> **Input rows**:
## start
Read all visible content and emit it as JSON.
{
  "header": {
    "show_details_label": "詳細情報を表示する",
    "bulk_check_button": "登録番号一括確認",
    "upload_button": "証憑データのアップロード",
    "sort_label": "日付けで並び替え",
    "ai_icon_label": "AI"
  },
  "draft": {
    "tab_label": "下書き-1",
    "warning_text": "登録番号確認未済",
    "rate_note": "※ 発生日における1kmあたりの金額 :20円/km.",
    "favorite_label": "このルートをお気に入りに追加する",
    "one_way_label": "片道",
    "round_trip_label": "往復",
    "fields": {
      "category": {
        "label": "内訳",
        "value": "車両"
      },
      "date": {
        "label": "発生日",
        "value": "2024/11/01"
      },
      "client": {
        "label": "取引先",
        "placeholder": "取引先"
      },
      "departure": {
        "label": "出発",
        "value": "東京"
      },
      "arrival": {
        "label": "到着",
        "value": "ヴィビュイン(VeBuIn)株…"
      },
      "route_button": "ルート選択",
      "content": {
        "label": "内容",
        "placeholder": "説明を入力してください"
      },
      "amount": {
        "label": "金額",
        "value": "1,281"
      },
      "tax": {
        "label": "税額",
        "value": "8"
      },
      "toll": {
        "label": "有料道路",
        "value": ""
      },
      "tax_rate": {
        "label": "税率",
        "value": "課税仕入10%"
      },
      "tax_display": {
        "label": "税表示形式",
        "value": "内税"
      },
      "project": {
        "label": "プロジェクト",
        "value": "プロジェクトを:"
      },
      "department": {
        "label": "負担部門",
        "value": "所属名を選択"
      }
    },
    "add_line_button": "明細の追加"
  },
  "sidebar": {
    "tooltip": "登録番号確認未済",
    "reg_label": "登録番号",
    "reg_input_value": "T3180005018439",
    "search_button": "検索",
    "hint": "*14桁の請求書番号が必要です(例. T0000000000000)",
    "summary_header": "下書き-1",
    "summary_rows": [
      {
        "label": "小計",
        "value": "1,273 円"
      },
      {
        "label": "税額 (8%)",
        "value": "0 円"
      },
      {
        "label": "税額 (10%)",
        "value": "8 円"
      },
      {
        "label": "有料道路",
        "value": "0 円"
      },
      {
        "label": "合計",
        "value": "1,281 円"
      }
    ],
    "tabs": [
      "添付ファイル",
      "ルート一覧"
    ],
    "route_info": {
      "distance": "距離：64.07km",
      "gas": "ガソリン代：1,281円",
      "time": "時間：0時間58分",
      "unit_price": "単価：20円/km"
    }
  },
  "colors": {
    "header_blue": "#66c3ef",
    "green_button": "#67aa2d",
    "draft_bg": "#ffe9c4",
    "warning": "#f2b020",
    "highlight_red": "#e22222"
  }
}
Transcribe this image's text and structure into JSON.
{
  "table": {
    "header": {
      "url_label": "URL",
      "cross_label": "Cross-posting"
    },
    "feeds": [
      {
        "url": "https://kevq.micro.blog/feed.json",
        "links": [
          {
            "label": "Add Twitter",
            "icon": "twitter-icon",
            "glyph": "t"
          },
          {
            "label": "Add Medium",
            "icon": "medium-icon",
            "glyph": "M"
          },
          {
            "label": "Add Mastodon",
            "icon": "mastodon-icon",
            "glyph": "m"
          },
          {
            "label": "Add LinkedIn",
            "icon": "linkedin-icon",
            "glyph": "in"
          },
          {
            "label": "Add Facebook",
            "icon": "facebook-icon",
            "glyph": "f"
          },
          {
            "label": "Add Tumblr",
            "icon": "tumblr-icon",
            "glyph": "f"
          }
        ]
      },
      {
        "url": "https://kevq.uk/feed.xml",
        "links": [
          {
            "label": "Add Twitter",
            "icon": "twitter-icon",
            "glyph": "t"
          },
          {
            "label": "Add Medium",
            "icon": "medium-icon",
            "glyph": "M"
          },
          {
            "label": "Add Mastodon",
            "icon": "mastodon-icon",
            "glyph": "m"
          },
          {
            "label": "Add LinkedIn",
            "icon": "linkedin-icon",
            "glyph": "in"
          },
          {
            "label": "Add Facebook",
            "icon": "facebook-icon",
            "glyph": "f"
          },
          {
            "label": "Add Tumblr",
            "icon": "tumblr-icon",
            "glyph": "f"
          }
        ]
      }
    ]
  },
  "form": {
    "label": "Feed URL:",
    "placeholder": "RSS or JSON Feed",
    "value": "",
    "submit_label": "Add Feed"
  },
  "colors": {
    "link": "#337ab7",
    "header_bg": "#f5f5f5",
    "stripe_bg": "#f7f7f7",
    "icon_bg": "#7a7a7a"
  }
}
## end
> **What is needed**: The lines above should be duplicated exactly.

> **Answer**:
Read all visible content and emit it as JSON.
{
  "header": {
    "show_details_label": "詳細情報を表示する",
    "bulk_check_button": "登録番号一括確認",
    "upload_button": "証憑データのアップロード",
    "sort_label": "日付けで並び替え",
    "ai_icon_label": "AI"
  },
  "draft": {
    "tab_label": "下書き-1",
    "warning_text": "登録番号確認未済",
    "rate_note": "※ 発生日における1kmあたりの金額 :20円/km.",
    "favorite_label": "このルートをお気に入りに追加する",
    "one_way_label": "片道",
    "round_trip_label": "往復",
    "fields": {
      "category": {
        "label": "内訳",
        "value": "車両"
      },
      "date": {
        "label": "発生日",
        "value": "2024/11/01"
      },
      "client": {
        "label": "取引先",
        "placeholder": "取引先"
      },
      "departure": {
        "label": "出発",
        "value": "東京"
      },
      "arrival": {
        "label": "到着",
        "value": "ヴィビュイン(VeBuIn)株…"
      },
      "route_button": "ルート選択",
      "content": {
        "label": "内容",
        "placeholder": "説明を入力してください"
      },
      "amount": {
        "label": "金額",
        "value": "1,281"
      },
      "tax": {
        "label": "税額",
        "value": "8"
      },
      "toll": {
        "label": "有料道路",
        "value": ""
      },
      "tax_rate": {
        "label": "税率",
        "value": "課税仕入10%"
      },
      "tax_display": {
        "label": "税表示形式",
        "value": "内税"
      },
      "project": {
        "label": "プロジェクト",
        "value": "プロジェクトを:"
      },
      "department": {
        "label": "負担部門",
        "value": "所属名を選択"
      }
    },
    "add_line_button": "明細の追加"
  },
  "sidebar": {
    "tooltip": "登録番号確認未済",
    "reg_label": "登録番号",
    "reg_input_value": "T3180005018439",
    "search_button": "検索",
    "hint": "*14桁の請求書番号が必要です(例. T0000000000000)",
    "summary_header": "下書き-1",
    "summary_rows": [
      {
        "label": "小計",
        "value": "1,273 円"
      },
      {
        "label": "税額 (8%)",
        "value": "0 円"
      },
      {
        "label": "税額 (10%)",
        "value": "8 円"
      },
      {
        "label": "有料道路",
        "value": "0 円"
      },
      {
        "label": "合計",
        "value": "1,281 円"
      }
    ],
    "tabs": [
      "添付ファイル",
      "ルート一覧"
    ],
    "route_info": {
      "distance": "距離：64.07km",
      "gas": "ガソリン代：1,281円",
      "time": "時間：0時間58分",
      "unit_price": "単価：20円/km"
    }
  },
  "colors": {
    "header_blue": "#66c3ef",
    "green_button": "#67aa2d",
    "draft_bg": "#ffe9c4",
    "warning": "#f2b020",
    "highlight_red": "#e22222"
  }
}
Transcribe this image's text and structure into JSON.
{
  "table": {
    "header": {
      "url_label": "URL",
      "cross_label": "Cross-posting"
    },
    "feeds": [
      {
        "url": "https://kevq.micro.blog/feed.json",
        "links": [
          {
            "label": "Add Twitter",
            "icon": "twitter-icon",
            "glyph": "t"
          },
          {
            "label": "Add Medium",
            "icon": "medium-icon",
            "glyph": "M"
          },
          {
            "label": "Add Mastodon",
            "icon": "mastodon-icon",
            "glyph": "m"
          },
          {
            "label": "Add LinkedIn",
            "icon": "linkedin-icon",
            "glyph": "in"
          },
          {
            "label": "Add Facebook",
            "icon": "facebook-icon",
            "glyph": "f"
          },
          {
            "label": "Add Tumblr",
            "icon": "tumblr-icon",
            "glyph": "f"
          }
        ]
      },
      {
        "url": "https://kevq.uk/feed.xml",
        "links": [
          {
            "label": "Add Twitter",
            "icon": "twitter-icon",
            "glyph": "t"
          },
          {
            "label": "Add Medium",
            "icon": "medium-icon",
            "glyph": "M"
          },
          {
            "label": "Add Mastodon",
            "icon": "mastodon-icon",
            "glyph": "m"
          },
          {
            "label": "Add LinkedIn",
            "icon": "linkedin-icon",
            "glyph": "in"
          },
          {
            "label": "Add Facebook",
            "icon": "facebook-icon",
            "glyph": "f"
          },
          {
            "label": "Add Tumblr",
            "icon": "tumblr-icon",
            "glyph": "f"
          }
        ]
      }
    ]
  },
  "form": {
    "label": "Feed URL:",
    "placeholder": "RSS or JSON Feed",
    "value": "",
    "submit_label": "Add Feed"
  },
  "colors": {
    "link": "#337ab7",
    "header_bg": "#f5f5f5",
    "stripe_bg": "#f7f7f7",
    "icon_bg": "#7a7a7a"
  }
}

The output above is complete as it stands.